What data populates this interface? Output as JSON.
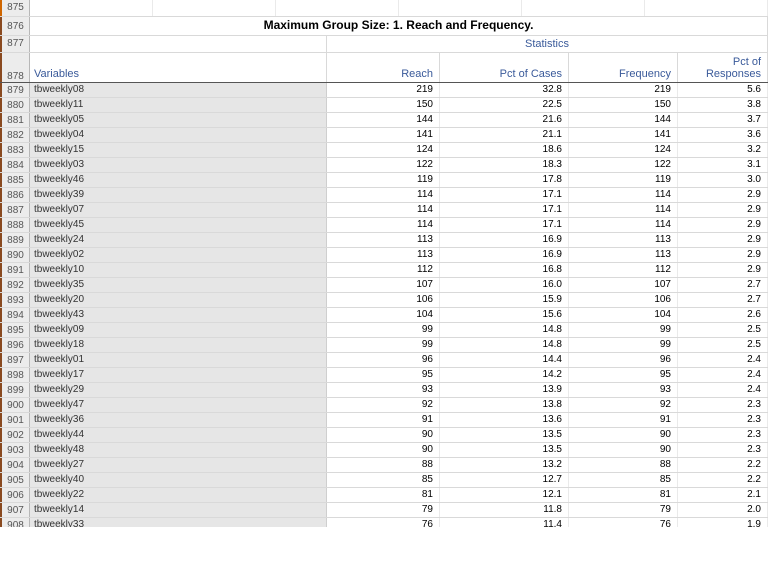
{
  "row_numbers_top": [
    "875",
    "876",
    "877",
    "878"
  ],
  "title": "Maximum Group Size: 1.  Reach and Frequency.",
  "header": {
    "variables": "Variables",
    "statistics": "Statistics",
    "cols": {
      "reach": "Reach",
      "pcases": "Pct of Cases",
      "freq": "Frequency",
      "presp": "Pct of Responses"
    }
  },
  "start_data_rownum": 879,
  "rows": [
    {
      "var": "tbweekly08",
      "reach": "219",
      "pcases": "32.8",
      "freq": "219",
      "presp": "5.6"
    },
    {
      "var": "tbweekly11",
      "reach": "150",
      "pcases": "22.5",
      "freq": "150",
      "presp": "3.8"
    },
    {
      "var": "tbweekly05",
      "reach": "144",
      "pcases": "21.6",
      "freq": "144",
      "presp": "3.7"
    },
    {
      "var": "tbweekly04",
      "reach": "141",
      "pcases": "21.1",
      "freq": "141",
      "presp": "3.6"
    },
    {
      "var": "tbweekly15",
      "reach": "124",
      "pcases": "18.6",
      "freq": "124",
      "presp": "3.2"
    },
    {
      "var": "tbweekly03",
      "reach": "122",
      "pcases": "18.3",
      "freq": "122",
      "presp": "3.1"
    },
    {
      "var": "tbweekly46",
      "reach": "119",
      "pcases": "17.8",
      "freq": "119",
      "presp": "3.0"
    },
    {
      "var": "tbweekly39",
      "reach": "114",
      "pcases": "17.1",
      "freq": "114",
      "presp": "2.9"
    },
    {
      "var": "tbweekly07",
      "reach": "114",
      "pcases": "17.1",
      "freq": "114",
      "presp": "2.9"
    },
    {
      "var": "tbweekly45",
      "reach": "114",
      "pcases": "17.1",
      "freq": "114",
      "presp": "2.9"
    },
    {
      "var": "tbweekly24",
      "reach": "113",
      "pcases": "16.9",
      "freq": "113",
      "presp": "2.9"
    },
    {
      "var": "tbweekly02",
      "reach": "113",
      "pcases": "16.9",
      "freq": "113",
      "presp": "2.9"
    },
    {
      "var": "tbweekly10",
      "reach": "112",
      "pcases": "16.8",
      "freq": "112",
      "presp": "2.9"
    },
    {
      "var": "tbweekly35",
      "reach": "107",
      "pcases": "16.0",
      "freq": "107",
      "presp": "2.7"
    },
    {
      "var": "tbweekly20",
      "reach": "106",
      "pcases": "15.9",
      "freq": "106",
      "presp": "2.7"
    },
    {
      "var": "tbweekly43",
      "reach": "104",
      "pcases": "15.6",
      "freq": "104",
      "presp": "2.6"
    },
    {
      "var": "tbweekly09",
      "reach": "99",
      "pcases": "14.8",
      "freq": "99",
      "presp": "2.5"
    },
    {
      "var": "tbweekly18",
      "reach": "99",
      "pcases": "14.8",
      "freq": "99",
      "presp": "2.5"
    },
    {
      "var": "tbweekly01",
      "reach": "96",
      "pcases": "14.4",
      "freq": "96",
      "presp": "2.4"
    },
    {
      "var": "tbweekly17",
      "reach": "95",
      "pcases": "14.2",
      "freq": "95",
      "presp": "2.4"
    },
    {
      "var": "tbweekly29",
      "reach": "93",
      "pcases": "13.9",
      "freq": "93",
      "presp": "2.4"
    },
    {
      "var": "tbweekly47",
      "reach": "92",
      "pcases": "13.8",
      "freq": "92",
      "presp": "2.3"
    },
    {
      "var": "tbweekly36",
      "reach": "91",
      "pcases": "13.6",
      "freq": "91",
      "presp": "2.3"
    },
    {
      "var": "tbweekly44",
      "reach": "90",
      "pcases": "13.5",
      "freq": "90",
      "presp": "2.3"
    },
    {
      "var": "tbweekly48",
      "reach": "90",
      "pcases": "13.5",
      "freq": "90",
      "presp": "2.3"
    },
    {
      "var": "tbweekly27",
      "reach": "88",
      "pcases": "13.2",
      "freq": "88",
      "presp": "2.2"
    },
    {
      "var": "tbweekly40",
      "reach": "85",
      "pcases": "12.7",
      "freq": "85",
      "presp": "2.2"
    },
    {
      "var": "tbweekly22",
      "reach": "81",
      "pcases": "12.1",
      "freq": "81",
      "presp": "2.1"
    },
    {
      "var": "tbweekly14",
      "reach": "79",
      "pcases": "11.8",
      "freq": "79",
      "presp": "2.0"
    },
    {
      "var": "tbweekly33",
      "reach": "76",
      "pcases": "11.4",
      "freq": "76",
      "presp": "1.9"
    }
  ]
}
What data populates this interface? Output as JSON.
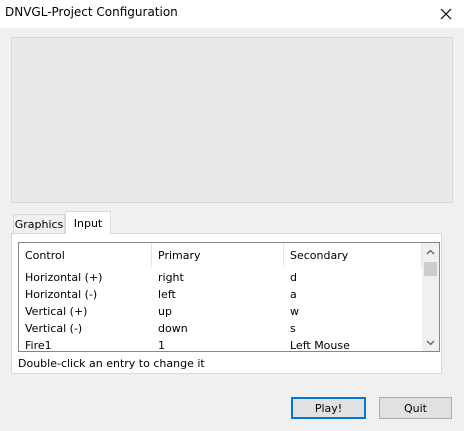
{
  "window": {
    "title": "DNVGL-Project Configuration",
    "close_icon": "close-icon"
  },
  "tabs": [
    {
      "label": "Graphics",
      "selected": false
    },
    {
      "label": "Input",
      "selected": true
    }
  ],
  "input_table": {
    "columns": [
      "Control",
      "Primary",
      "Secondary"
    ],
    "rows": [
      [
        "Horizontal (+)",
        "right",
        "d"
      ],
      [
        "Horizontal (-)",
        "left",
        "a"
      ],
      [
        "Vertical (+)",
        "up",
        "w"
      ],
      [
        "Vertical (-)",
        "down",
        "s"
      ],
      [
        "Fire1",
        "1",
        "Left Mouse"
      ]
    ]
  },
  "hint": "Double-click an entry to change it",
  "buttons": {
    "play": "Play!",
    "quit": "Quit"
  },
  "colors": {
    "focus_border": "#0078d7",
    "button_bg": "#e1e1e1",
    "window_bg": "#f0f0f0"
  }
}
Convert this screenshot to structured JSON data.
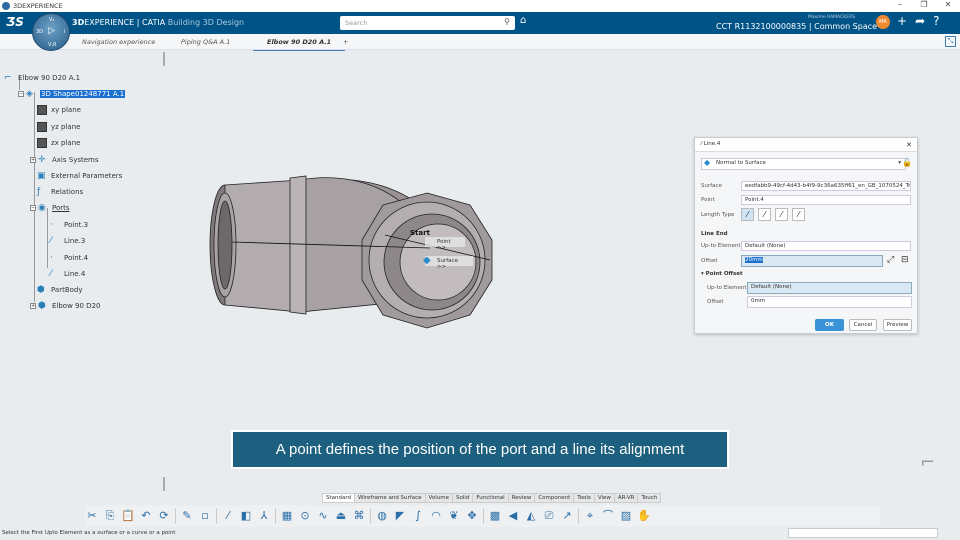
{
  "window": {
    "title": "3DEXPERIENCE",
    "controls": [
      "–",
      "❐",
      "✕"
    ]
  },
  "topbar": {
    "brand_bold": "3D",
    "brand_rest": "EXPERIENCE | CATIA",
    "app": "Building 3D Design",
    "search_placeholder": "Search",
    "user": "Maxime RAMACKERS",
    "avatar_initials": "MR",
    "space": "CCT R1132100000835 | Common Space ⌄",
    "compass": {
      "top": "V₃",
      "left": "3D",
      "right": "i",
      "bottom": "V,R"
    }
  },
  "tabs": [
    {
      "label": "Navigation experience"
    },
    {
      "label": "Piping Q&A A.1"
    },
    {
      "label": "Elbow 90 D20 A.1",
      "active": true
    },
    {
      "label": "+"
    }
  ],
  "tree": [
    {
      "label": "Elbow 90 D20 A.1",
      "icon": "elbow-icon"
    },
    {
      "label": "3D Shape01248771 A.1",
      "icon": "shape-icon",
      "selected": true
    },
    {
      "label": "xy plane",
      "icon": "plane-icon"
    },
    {
      "label": "yz plane",
      "icon": "plane-icon"
    },
    {
      "label": "zx plane",
      "icon": "plane-icon"
    },
    {
      "label": "Axis Systems",
      "icon": "axis-icon"
    },
    {
      "label": "External Parameters",
      "icon": "parameters-icon"
    },
    {
      "label": "Relations",
      "icon": "relations-icon"
    },
    {
      "label": "Ports",
      "icon": "ports-icon"
    },
    {
      "label": "Point.3",
      "icon": "point-icon"
    },
    {
      "label": "Line.3",
      "icon": "line-icon"
    },
    {
      "label": "Point.4",
      "icon": "point-icon"
    },
    {
      "label": "Line.4",
      "icon": "line-icon"
    },
    {
      "label": "PartBody",
      "icon": "body-icon"
    },
    {
      "label": "Elbow 90 D20",
      "icon": "body-icon"
    }
  ],
  "viewport": {
    "start_label": "Start",
    "menu": [
      "Point >>",
      "Surface >>"
    ]
  },
  "dialog": {
    "title": "Line.4",
    "type": "Normal to Surface",
    "surface_label": "Surface",
    "surface_value": "eedfabb9-49cf-4d43-b4f9-9c36a635ff61_en_GB_1070524_Tru...",
    "point_label": "Point",
    "point_value": "Point.4",
    "length_type_label": "Length Type",
    "line_end": "Line End",
    "upto_label": "Up-to Element",
    "upto_value": "Default (None)",
    "offset_label": "Offset",
    "offset_value": "20mm",
    "point_offset": "▾ Point Offset",
    "po_upto_label": "Up-to Element",
    "po_upto_value": "Default (None)",
    "po_offset_label": "Offset",
    "po_offset_value": "0mm",
    "ok": "OK",
    "cancel": "Cancel",
    "preview": "Preview"
  },
  "caption": "A point defines the position of the port and a line its alignment",
  "action_tabs": [
    "Standard",
    "Wireframe and Surface",
    "Volume",
    "Solid",
    "Functional",
    "Review",
    "Component",
    "Tools",
    "View",
    "AR-VR",
    "Touch"
  ],
  "toolbar_icons": [
    "cut-icon",
    "copy-icon",
    "paste-icon",
    "undo-icon",
    "update-icon",
    "sketch-icon",
    "point-icon",
    "line-icon",
    "plane-icon",
    "axis-icon",
    "grid-icon",
    "circle-icon",
    "spline-icon",
    "sweep-icon",
    "extrude-icon",
    "revolve-icon",
    "fill-icon",
    "blend-icon",
    "surface-icon",
    "loft-icon",
    "pattern-icon",
    "mesh-icon",
    "transform-icon",
    "split-icon",
    "analysis-icon",
    "measure-icon",
    "compass-icon",
    "law-icon",
    "texture-icon",
    "hand-icon"
  ],
  "status": "Select the First Upto Element as a surface or a curve or a point",
  "colors": {
    "topbar": "#005386",
    "selection": "#1a6fcf",
    "caption": "#1c5f7e",
    "ok": "#3a93d6"
  }
}
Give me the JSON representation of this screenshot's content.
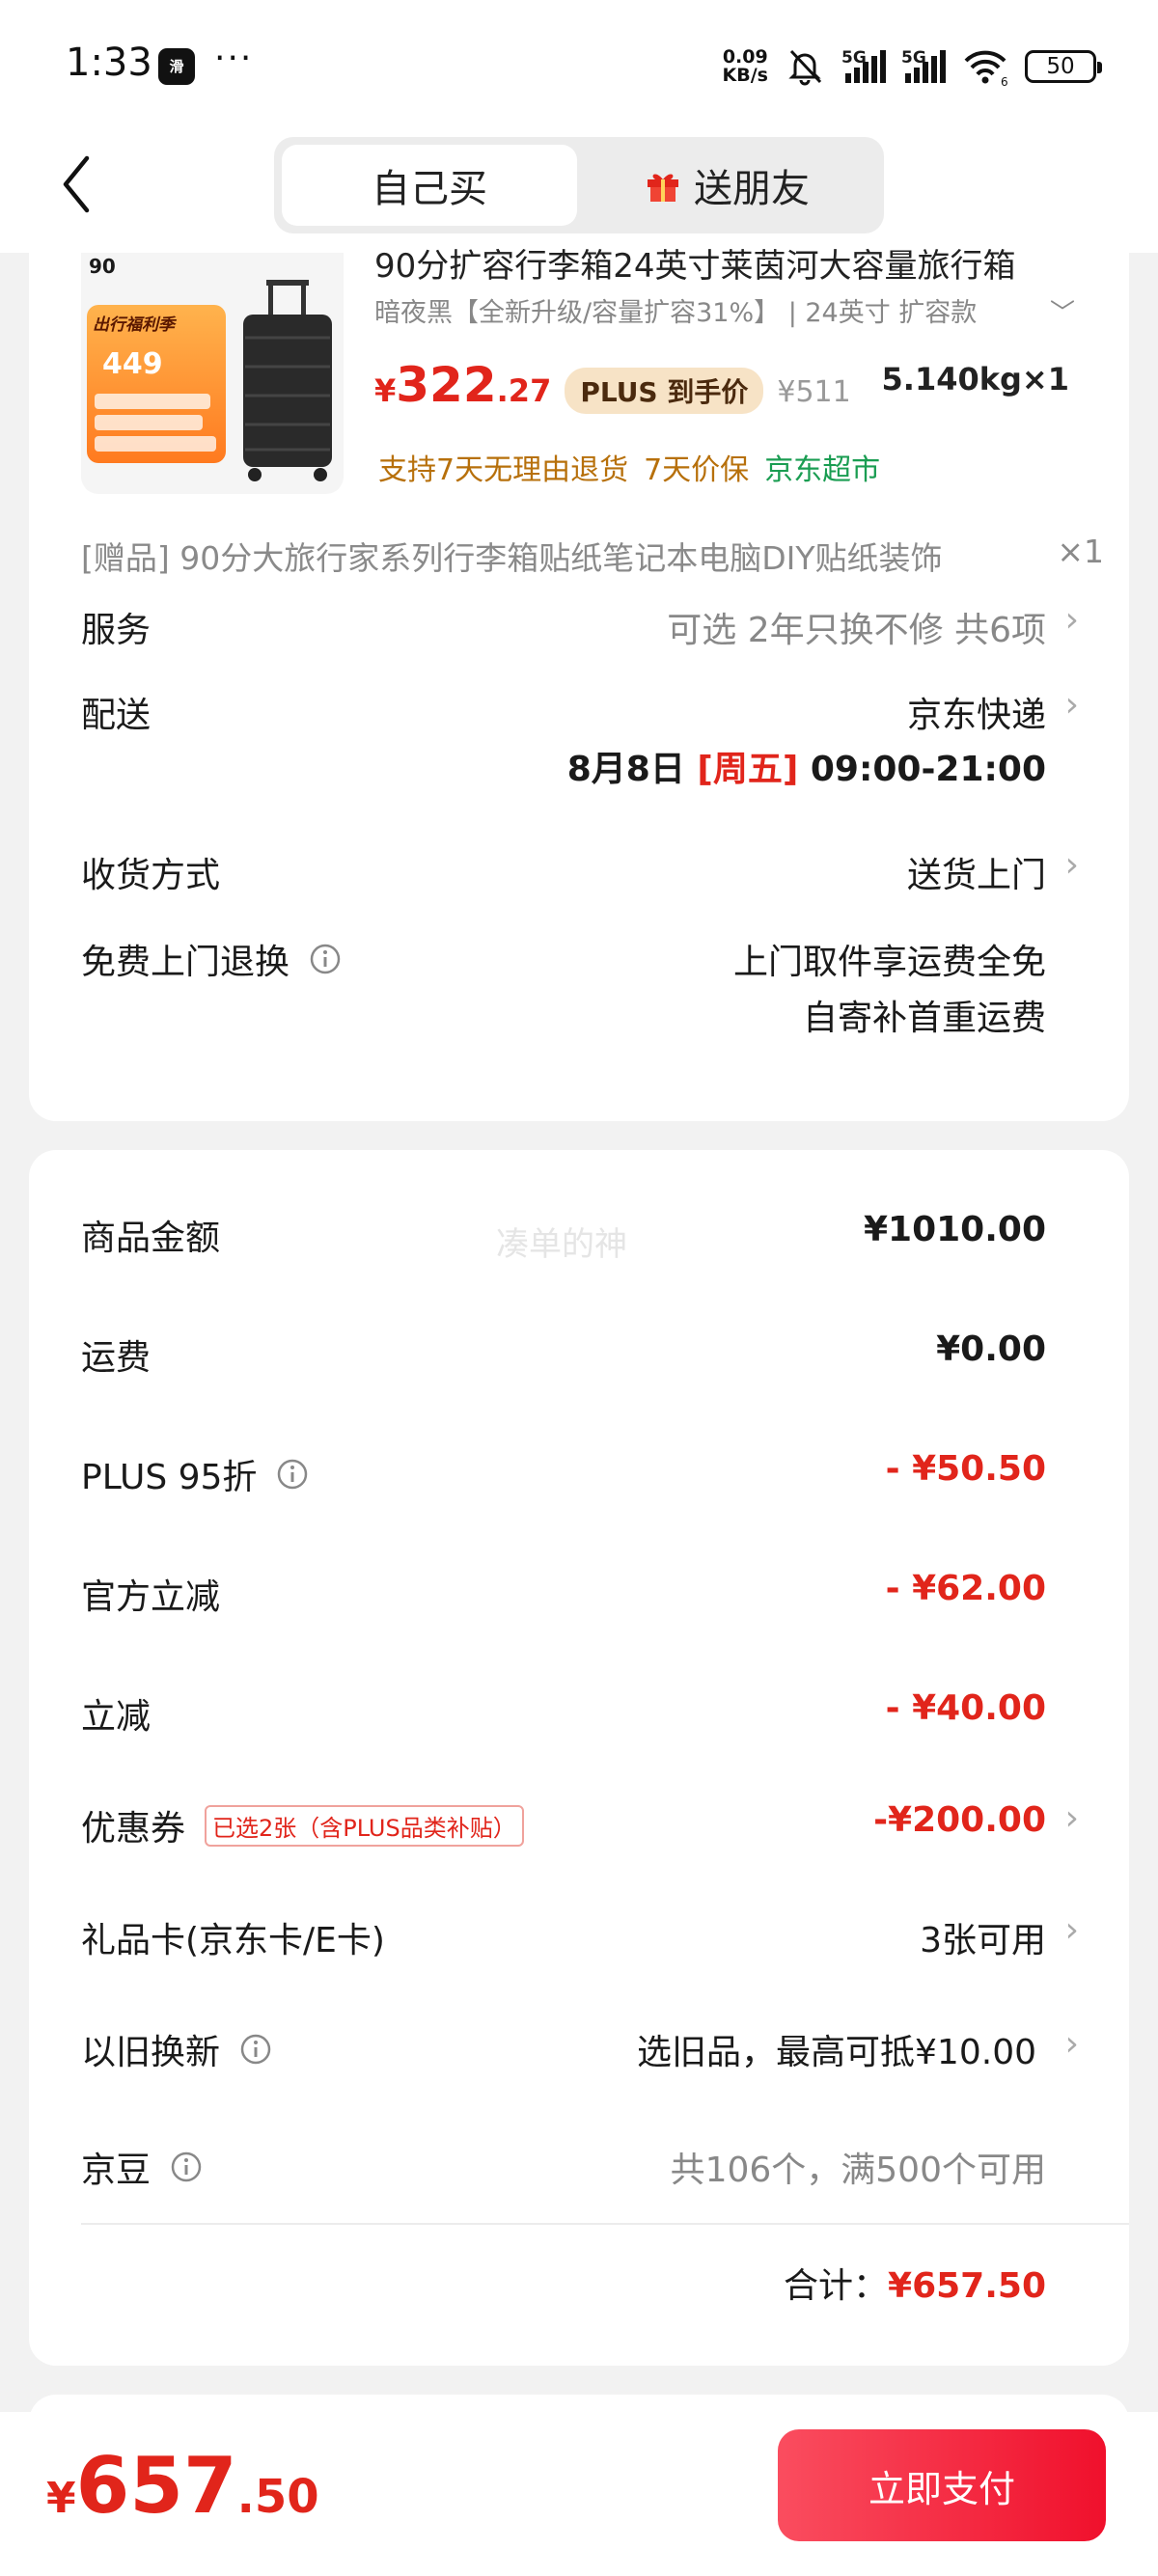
{
  "status_bar": {
    "time": "1:33",
    "app_icon_text": "滑",
    "dots": "···",
    "net_speed_value": "0.09",
    "net_speed_unit": "KB/s",
    "signal1": "5G",
    "signal2": "5G",
    "wifi_badge": "6",
    "battery": "50"
  },
  "header": {
    "tabs": [
      {
        "label": "自己买",
        "active": true
      },
      {
        "label": "送朋友",
        "active": false
      }
    ]
  },
  "product": {
    "brand_mark": "90",
    "promo_title": "出行福利季",
    "promo_price": "449",
    "title": "90分扩容行李箱24英寸莱茵河大容量旅行箱",
    "spec": "暗夜黑【全新升级/容量扩容31%】 | 24英寸 扩容款",
    "price_currency": "¥",
    "price_int": "322",
    "price_dec": ".27",
    "plus_label": "PLUS 到手价",
    "original_price": "¥511",
    "weight_qty": "5.140kg×1",
    "service_tags": [
      "支持7天无理由退货",
      "7天价保"
    ],
    "store_tag": "京东超市"
  },
  "gift": {
    "text": "[赠品] 90分大旅行家系列行李箱贴纸笔记本电脑DIY贴纸装饰",
    "qty": "×1"
  },
  "rows": {
    "service": {
      "label": "服务",
      "value": "可选 2年只换不修 共6项"
    },
    "delivery": {
      "label": "配送",
      "value": "京东快递",
      "date_prefix": "8月8日",
      "date_weekday": "[周五]",
      "date_time": "09:00-21:00"
    },
    "receive": {
      "label": "收货方式",
      "value": "送货上门"
    },
    "free_return": {
      "label": "免费上门退换",
      "value_line1": "上门取件享运费全免",
      "value_line2": "自寄补首重运费"
    }
  },
  "payment": {
    "watermark": "凑单的神",
    "goods_amount": {
      "label": "商品金额",
      "value": "¥1010.00"
    },
    "shipping": {
      "label": "运费",
      "value": "¥0.00"
    },
    "plus_discount": {
      "label": "PLUS 95折",
      "value": "- ¥50.50"
    },
    "official_cut": {
      "label": "官方立减",
      "value": "- ¥62.00"
    },
    "instant_cut": {
      "label": "立减",
      "value": "- ¥40.00"
    },
    "coupon": {
      "label": "优惠券",
      "badge": "已选2张（含PLUS品类补贴）",
      "value": "-¥200.00"
    },
    "gift_card": {
      "label": "礼品卡(京东卡/E卡)",
      "value": "3张可用"
    },
    "trade_in": {
      "label": "以旧换新",
      "value": "选旧品，最高可抵¥10.00"
    },
    "jd_beans": {
      "label": "京豆",
      "value": "共106个，满500个可用"
    },
    "total_label": "合计：",
    "total_value": "¥657.50"
  },
  "bottom": {
    "currency": "¥",
    "price_int": "657",
    "price_dec": ".50",
    "pay_button": "立即支付"
  },
  "colors": {
    "accent_red": "#e1251b",
    "plus_gold": "#f7e3c6",
    "service_orange": "#b7700b",
    "store_green": "#1a9d52"
  }
}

....................

* _SHORT TASK_: In the records above, find the lines containing "caption" and copy them.

* _WORKED SOLUTION_:
  "caption": "A point defines the position of the port and a line its alignment",
    "caption": "#1c5f7e",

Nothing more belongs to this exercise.